— start of RECORDED INFORMATION —
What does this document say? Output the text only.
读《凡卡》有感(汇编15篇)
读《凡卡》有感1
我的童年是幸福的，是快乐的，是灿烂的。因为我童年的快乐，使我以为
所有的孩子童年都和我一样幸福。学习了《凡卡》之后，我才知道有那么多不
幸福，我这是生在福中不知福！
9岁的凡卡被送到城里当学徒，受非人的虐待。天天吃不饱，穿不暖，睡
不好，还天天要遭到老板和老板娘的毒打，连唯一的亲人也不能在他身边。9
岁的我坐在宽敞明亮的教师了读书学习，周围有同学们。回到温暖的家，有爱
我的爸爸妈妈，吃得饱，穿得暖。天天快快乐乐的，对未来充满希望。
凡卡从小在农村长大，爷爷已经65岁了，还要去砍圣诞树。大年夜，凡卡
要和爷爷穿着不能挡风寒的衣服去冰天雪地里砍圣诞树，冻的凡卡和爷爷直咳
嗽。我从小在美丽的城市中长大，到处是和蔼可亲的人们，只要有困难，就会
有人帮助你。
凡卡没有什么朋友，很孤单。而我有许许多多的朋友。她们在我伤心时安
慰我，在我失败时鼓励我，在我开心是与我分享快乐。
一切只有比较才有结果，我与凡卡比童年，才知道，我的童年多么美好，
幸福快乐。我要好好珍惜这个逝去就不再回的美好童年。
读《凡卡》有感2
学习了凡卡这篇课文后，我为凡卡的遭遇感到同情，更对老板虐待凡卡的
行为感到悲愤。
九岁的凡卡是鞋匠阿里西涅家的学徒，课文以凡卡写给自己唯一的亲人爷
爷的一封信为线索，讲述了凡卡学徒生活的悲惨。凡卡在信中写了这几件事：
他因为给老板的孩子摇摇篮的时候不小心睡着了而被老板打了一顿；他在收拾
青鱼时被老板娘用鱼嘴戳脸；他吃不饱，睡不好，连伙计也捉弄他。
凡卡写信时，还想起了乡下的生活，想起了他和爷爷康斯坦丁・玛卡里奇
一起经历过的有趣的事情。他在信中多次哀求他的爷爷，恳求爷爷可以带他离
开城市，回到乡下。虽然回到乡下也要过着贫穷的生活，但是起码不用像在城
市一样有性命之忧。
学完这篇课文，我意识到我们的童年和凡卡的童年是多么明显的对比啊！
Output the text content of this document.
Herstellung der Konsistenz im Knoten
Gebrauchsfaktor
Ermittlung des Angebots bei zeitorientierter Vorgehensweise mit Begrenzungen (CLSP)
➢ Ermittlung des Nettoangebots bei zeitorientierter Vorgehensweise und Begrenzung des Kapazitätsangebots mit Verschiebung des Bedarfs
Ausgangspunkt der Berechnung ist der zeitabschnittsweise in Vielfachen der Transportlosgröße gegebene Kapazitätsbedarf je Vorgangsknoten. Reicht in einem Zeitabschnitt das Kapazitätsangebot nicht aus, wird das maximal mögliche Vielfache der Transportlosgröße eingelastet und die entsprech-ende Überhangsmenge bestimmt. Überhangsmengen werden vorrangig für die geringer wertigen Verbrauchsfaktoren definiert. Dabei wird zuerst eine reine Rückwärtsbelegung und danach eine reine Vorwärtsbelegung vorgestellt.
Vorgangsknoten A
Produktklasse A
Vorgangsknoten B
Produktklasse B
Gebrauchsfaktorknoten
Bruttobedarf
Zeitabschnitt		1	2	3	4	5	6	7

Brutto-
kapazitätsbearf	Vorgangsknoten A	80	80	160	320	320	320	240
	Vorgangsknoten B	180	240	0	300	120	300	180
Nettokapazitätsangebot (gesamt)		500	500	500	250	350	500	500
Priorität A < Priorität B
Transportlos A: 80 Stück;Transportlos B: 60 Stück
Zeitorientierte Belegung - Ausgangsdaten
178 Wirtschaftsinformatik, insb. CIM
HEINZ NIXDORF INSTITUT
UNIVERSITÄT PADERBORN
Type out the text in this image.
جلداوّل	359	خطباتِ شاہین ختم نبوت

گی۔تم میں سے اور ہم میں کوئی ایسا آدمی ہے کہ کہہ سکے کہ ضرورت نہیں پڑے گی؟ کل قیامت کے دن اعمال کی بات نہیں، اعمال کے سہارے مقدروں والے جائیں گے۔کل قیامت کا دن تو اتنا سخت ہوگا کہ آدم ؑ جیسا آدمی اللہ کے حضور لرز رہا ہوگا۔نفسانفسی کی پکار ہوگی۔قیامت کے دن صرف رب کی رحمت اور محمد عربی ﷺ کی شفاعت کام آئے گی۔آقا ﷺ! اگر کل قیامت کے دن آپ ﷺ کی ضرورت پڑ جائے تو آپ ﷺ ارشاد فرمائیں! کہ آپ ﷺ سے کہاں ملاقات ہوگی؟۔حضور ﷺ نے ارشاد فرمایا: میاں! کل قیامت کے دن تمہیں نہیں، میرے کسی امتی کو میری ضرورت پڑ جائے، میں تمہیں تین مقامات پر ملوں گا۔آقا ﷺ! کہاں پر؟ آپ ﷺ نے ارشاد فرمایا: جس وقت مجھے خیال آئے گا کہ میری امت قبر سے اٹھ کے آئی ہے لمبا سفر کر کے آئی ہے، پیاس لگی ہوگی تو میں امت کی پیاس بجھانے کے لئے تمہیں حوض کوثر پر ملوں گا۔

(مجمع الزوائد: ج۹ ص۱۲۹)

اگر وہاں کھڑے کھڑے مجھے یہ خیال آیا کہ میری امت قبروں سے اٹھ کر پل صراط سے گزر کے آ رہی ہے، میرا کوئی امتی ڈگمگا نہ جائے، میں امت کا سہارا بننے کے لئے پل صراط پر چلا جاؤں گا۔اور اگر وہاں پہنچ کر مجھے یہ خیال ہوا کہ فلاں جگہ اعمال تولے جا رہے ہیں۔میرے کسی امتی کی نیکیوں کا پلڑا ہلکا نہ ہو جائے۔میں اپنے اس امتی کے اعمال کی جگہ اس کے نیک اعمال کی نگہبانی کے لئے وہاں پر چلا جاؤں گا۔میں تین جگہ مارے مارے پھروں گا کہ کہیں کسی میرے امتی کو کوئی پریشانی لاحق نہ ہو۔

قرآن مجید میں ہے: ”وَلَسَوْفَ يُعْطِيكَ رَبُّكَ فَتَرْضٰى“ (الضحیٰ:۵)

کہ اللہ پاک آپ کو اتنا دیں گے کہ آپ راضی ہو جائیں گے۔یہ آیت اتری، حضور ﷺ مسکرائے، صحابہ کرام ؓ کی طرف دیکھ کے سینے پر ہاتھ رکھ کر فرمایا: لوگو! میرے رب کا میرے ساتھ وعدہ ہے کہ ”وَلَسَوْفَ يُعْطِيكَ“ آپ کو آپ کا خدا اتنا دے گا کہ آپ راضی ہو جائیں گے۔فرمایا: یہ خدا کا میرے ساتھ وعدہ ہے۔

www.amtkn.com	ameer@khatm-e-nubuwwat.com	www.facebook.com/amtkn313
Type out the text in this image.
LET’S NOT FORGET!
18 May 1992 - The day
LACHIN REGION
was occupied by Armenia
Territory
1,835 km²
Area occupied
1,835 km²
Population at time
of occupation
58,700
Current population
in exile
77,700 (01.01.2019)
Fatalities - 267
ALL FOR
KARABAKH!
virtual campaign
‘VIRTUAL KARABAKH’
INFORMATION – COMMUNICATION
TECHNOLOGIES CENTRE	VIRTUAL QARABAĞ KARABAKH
— end of RECORDED INFORMATION —
▸ TASK REQUIREMENTS
Return all the data above once more, precisely as given.

▸ RESULT
What does this document say? Output the text only.
读《凡卡》有感(汇编15篇)
读《凡卡》有感1
我的童年是幸福的，是快乐的，是灿烂的。因为我童年的快乐，使我以为
所有的孩子童年都和我一样幸福。学习了《凡卡》之后，我才知道有那么多不
幸福，我这是生在福中不知福！
9岁的凡卡被送到城里当学徒，受非人的虐待。天天吃不饱，穿不暖，睡
不好，还天天要遭到老板和老板娘的毒打，连唯一的亲人也不能在他身边。9
岁的我坐在宽敞明亮的教师了读书学习，周围有同学们。回到温暖的家，有爱
我的爸爸妈妈，吃得饱，穿得暖。天天快快乐乐的，对未来充满希望。
凡卡从小在农村长大，爷爷已经65岁了，还要去砍圣诞树。大年夜，凡卡
要和爷爷穿着不能挡风寒的衣服去冰天雪地里砍圣诞树，冻的凡卡和爷爷直咳
嗽。我从小在美丽的城市中长大，到处是和蔼可亲的人们，只要有困难，就会
有人帮助你。
凡卡没有什么朋友，很孤单。而我有许许多多的朋友。她们在我伤心时安
慰我，在我失败时鼓励我，在我开心是与我分享快乐。
一切只有比较才有结果，我与凡卡比童年，才知道，我的童年多么美好，
幸福快乐。我要好好珍惜这个逝去就不再回的美好童年。
读《凡卡》有感2
学习了凡卡这篇课文后，我为凡卡的遭遇感到同情，更对老板虐待凡卡的
行为感到悲愤。
九岁的凡卡是鞋匠阿里西涅家的学徒，课文以凡卡写给自己唯一的亲人爷
爷的一封信为线索，讲述了凡卡学徒生活的悲惨。凡卡在信中写了这几件事：
他因为给老板的孩子摇摇篮的时候不小心睡着了而被老板打了一顿；他在收拾
青鱼时被老板娘用鱼嘴戳脸；他吃不饱，睡不好，连伙计也捉弄他。
凡卡写信时，还想起了乡下的生活，想起了他和爷爷康斯坦丁・玛卡里奇
一起经历过的有趣的事情。他在信中多次哀求他的爷爷，恳求爷爷可以带他离
开城市，回到乡下。虽然回到乡下也要过着贫穷的生活，但是起码不用像在城
市一样有性命之忧。
学完这篇课文，我意识到我们的童年和凡卡的童年是多么明显的对比啊！
Output the text content of this document.
Herstellung der Konsistenz im Knoten
Gebrauchsfaktor
Ermittlung des Angebots bei zeitorientierter Vorgehensweise mit Begrenzungen (CLSP)
➢ Ermittlung des Nettoangebots bei zeitorientierter Vorgehensweise und Begrenzung des Kapazitätsangebots mit Verschiebung des Bedarfs
Ausgangspunkt der Berechnung ist der zeitabschnittsweise in Vielfachen der Transportlosgröße gegebene Kapazitätsbedarf je Vorgangsknoten. Reicht in einem Zeitabschnitt das Kapazitätsangebot nicht aus, wird das maximal mögliche Vielfache der Transportlosgröße eingelastet und die entsprech-ende Überhangsmenge bestimmt. Überhangsmengen werden vorrangig für die geringer wertigen Verbrauchsfaktoren definiert. Dabei wird zuerst eine reine Rückwärtsbelegung und danach eine reine Vorwärtsbelegung vorgestellt.
Vorgangsknoten A
Produktklasse A
Vorgangsknoten B
Produktklasse B
Gebrauchsfaktorknoten
Bruttobedarf
Zeitabschnitt		1	2	3	4	5	6	7

Brutto-
kapazitätsbearf	Vorgangsknoten A	80	80	160	320	320	320	240
	Vorgangsknoten B	180	240	0	300	120	300	180
Nettokapazitätsangebot (gesamt)		500	500	500	250	350	500	500
Priorität A < Priorität B
Transportlos A: 80 Stück;Transportlos B: 60 Stück
Zeitorientierte Belegung - Ausgangsdaten
178 Wirtschaftsinformatik, insb. CIM
HEINZ NIXDORF INSTITUT
UNIVERSITÄT PADERBORN
Type out the text in this image.
جلداوّل	359	خطباتِ شاہین ختم نبوت

گی۔تم میں سے اور ہم میں کوئی ایسا آدمی ہے کہ کہہ سکے کہ ضرورت نہیں پڑے گی؟ کل قیامت کے دن اعمال کی بات نہیں، اعمال کے سہارے مقدروں والے جائیں گے۔کل قیامت کا دن تو اتنا سخت ہوگا کہ آدم ؑ جیسا آدمی اللہ کے حضور لرز رہا ہوگا۔نفسانفسی کی پکار ہوگی۔قیامت کے دن صرف رب کی رحمت اور محمد عربی ﷺ کی شفاعت کام آئے گی۔آقا ﷺ! اگر کل قیامت کے دن آپ ﷺ کی ضرورت پڑ جائے تو آپ ﷺ ارشاد فرمائیں! کہ آپ ﷺ سے کہاں ملاقات ہوگی؟۔حضور ﷺ نے ارشاد فرمایا: میاں! کل قیامت کے دن تمہیں نہیں، میرے کسی امتی کو میری ضرورت پڑ جائے، میں تمہیں تین مقامات پر ملوں گا۔آقا ﷺ! کہاں پر؟ آپ ﷺ نے ارشاد فرمایا: جس وقت مجھے خیال آئے گا کہ میری امت قبر سے اٹھ کے آئی ہے لمبا سفر کر کے آئی ہے، پیاس لگی ہوگی تو میں امت کی پیاس بجھانے کے لئے تمہیں حوض کوثر پر ملوں گا۔

(مجمع الزوائد: ج۹ ص۱۲۹)

اگر وہاں کھڑے کھڑے مجھے یہ خیال آیا کہ میری امت قبروں سے اٹھ کر پل صراط سے گزر کے آ رہی ہے، میرا کوئی امتی ڈگمگا نہ جائے، میں امت کا سہارا بننے کے لئے پل صراط پر چلا جاؤں گا۔اور اگر وہاں پہنچ کر مجھے یہ خیال ہوا کہ فلاں جگہ اعمال تولے جا رہے ہیں۔میرے کسی امتی کی نیکیوں کا پلڑا ہلکا نہ ہو جائے۔میں اپنے اس امتی کے اعمال کی جگہ اس کے نیک اعمال کی نگہبانی کے لئے وہاں پر چلا جاؤں گا۔میں تین جگہ مارے مارے پھروں گا کہ کہیں کسی میرے امتی کو کوئی پریشانی لاحق نہ ہو۔

قرآن مجید میں ہے: ”وَلَسَوْفَ يُعْطِيكَ رَبُّكَ فَتَرْضٰى“ (الضحیٰ:۵)

کہ اللہ پاک آپ کو اتنا دیں گے کہ آپ راضی ہو جائیں گے۔یہ آیت اتری، حضور ﷺ مسکرائے، صحابہ کرام ؓ کی طرف دیکھ کے سینے پر ہاتھ رکھ کر فرمایا: لوگو! میرے رب کا میرے ساتھ وعدہ ہے کہ ”وَلَسَوْفَ يُعْطِيكَ“ آپ کو آپ کا خدا اتنا دے گا کہ آپ راضی ہو جائیں گے۔فرمایا: یہ خدا کا میرے ساتھ وعدہ ہے۔

www.amtkn.com	ameer@khatm-e-nubuwwat.com	www.facebook.com/amtkn313
Type out the text in this image.
LET’S NOT FORGET!
18 May 1992 - The day
LACHIN REGION
was occupied by Armenia
Territory
1,835 km²
Area occupied
1,835 km²
Population at time
of occupation
58,700
Current population
in exile
77,700 (01.01.2019)
Fatalities - 267
ALL FOR
KARABAKH!
virtual campaign
‘VIRTUAL KARABAKH’
INFORMATION – COMMUNICATION
TECHNOLOGIES CENTRE	VIRTUAL QARABAĞ KARABAKH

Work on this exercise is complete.